What this task involves - Using the material below, work out how many lines contain the word "facility". Reply with the number and nothing more.

[Collected data entries]
....

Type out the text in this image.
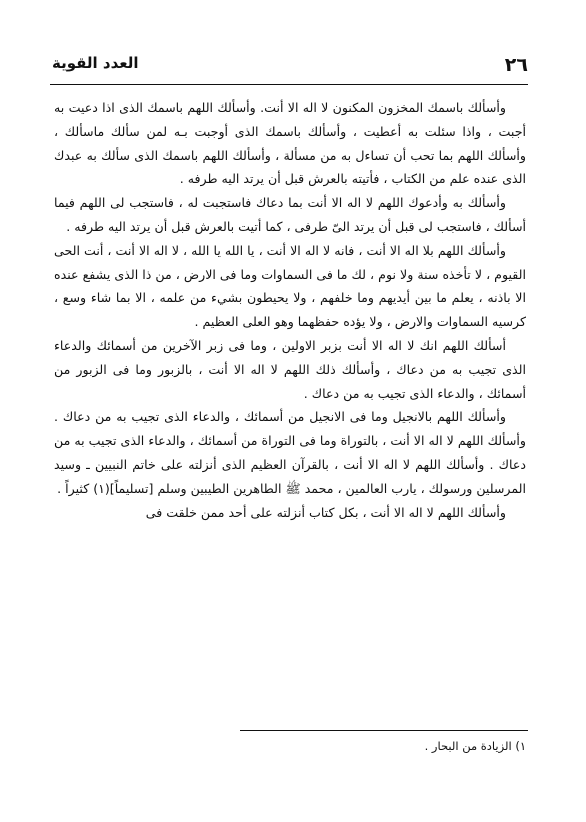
٢٦
العدد القوية

وأسألك باسمك المخزون المكنون لا اله الا أنت. وأسألك اللهم باسمك الذى اذا دعيت به أجبت ، واذا سئلت به أعطيت ، وأسألك باسمك الذى أوجبت بـه لمن سألك ماسألك ، وأسألك اللهم بما تحب أن تساءل به من مسألة ، وأسألك اللهم باسمك الذى سألك به عبدك الذى عنده علم من الكتاب ، فأتيته بالعرش قبل أن يرتد اليه طرفه .

وأسألك به وأدعوك اللهم لا اله الا أنت بما دعاك فاستجبت له ، فاستجب لى اللهم فيما أسألك ، فاستجب لى قبل أن يرتد الىّ طرفى ، كما أتيت بالعرش قبل أن يرتد اليه طرفه .

وأسألك اللهم بلا اله الا أنت ، فانه لا اله الا أنت ، يا الله يا الله ، لا اله الا أنت ، أنت الحى القيوم ، لا تأخذه سنة ولا نوم ، لك ما فى السماوات وما فى الارض ، من ذا الذى يشفع عنده الا باذنه ، يعلم ما بين أيديهم وما خلفهم ، ولا يحيطون بشيء من علمه ، الا بما شاء وسع ، كرسيه السماوات والارض ، ولا يؤده حفظهما وهو العلى العظيم .

أسألك اللهم انك لا اله الا أنت بزبر الاولين ، وما فى زبر الآخرين من أسمائك والدعاء الذى تجيب به من دعاك ، وأسألك ذلك اللهم لا اله الا أنت ، بالزبور وما فى الزبور من أسمائك ، والدعاء الذى تجيب به من دعاك .

وأسألك اللهم بالانجيل وما فى الانجيل من أسمائك ، والدعاء الذى تجيب به من دعاك . وأسألك اللهم لا اله الا أنت ، بالتوراة وما فى التوراة من أسمائك ، والدعاء الذى تجيب به من دعاك . وأسألك اللهم لا اله الا أنت ، بالقرآن العظيم الذى أنزلته على خاتم النبيين ـ وسيد المرسلين ورسولك ، يارب العالمين ، محمد ﷺ الطاهرين الطيبين وسلم [تسليماً](١) كثيراً .

وأسألك اللهم لا اله الا أنت ، بكل كتاب أنزلته على أحد ممن خلقت فى

١) الزيادة من البحار .
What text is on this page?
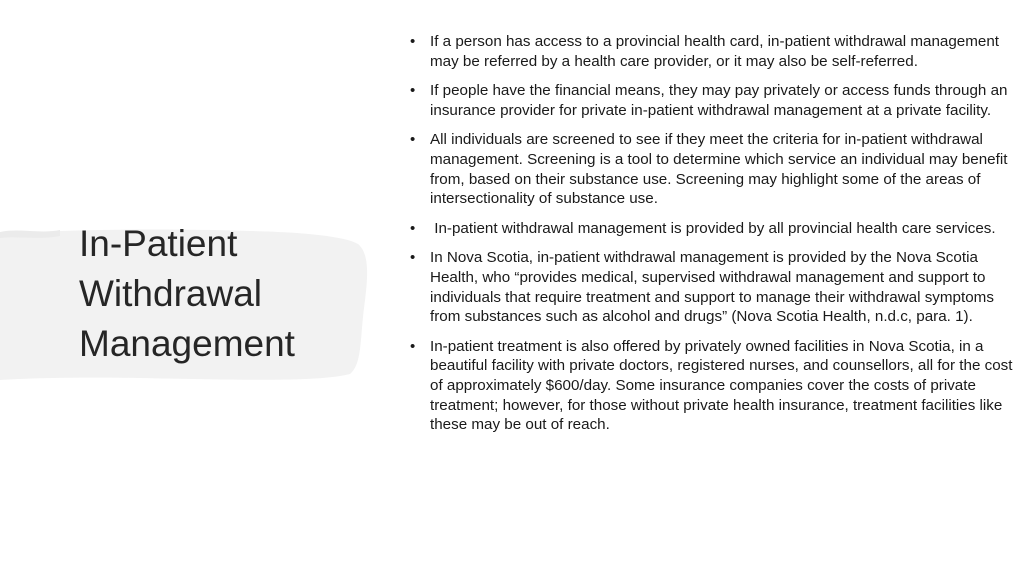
In-Patient
Withdrawal
Management
• If a person has access to a provincial health card, in-patient withdrawal management may be referred by a health care provider, or it may also be self-referred.
• If people have the financial means, they may pay privately or access funds through an insurance provider for private in-patient withdrawal management at a private facility.
• All individuals are screened to see if they meet the criteria for in-patient withdrawal management. Screening is a tool to determine which service an individual may benefit from, based on their substance use. Screening may highlight some of the areas of intersectionality of substance use.
• In-patient withdrawal management is provided by all provincial health care services.
• In Nova Scotia, in-patient withdrawal management is provided by the Nova Scotia Health, who “provides medical, supervised withdrawal management and support to individuals that require treatment and support to manage their withdrawal symptoms from substances such as alcohol and drugs” (Nova Scotia Health, n.d.c, para. 1).
• In-patient treatment is also offered by privately owned facilities in Nova Scotia, in a beautiful facility with private doctors, registered nurses, and counsellors, all for the cost of approximately $600/day. Some insurance companies cover the costs of private treatment; however, for those without private health insurance, treatment facilities like these may be out of reach.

....

Full solution - 2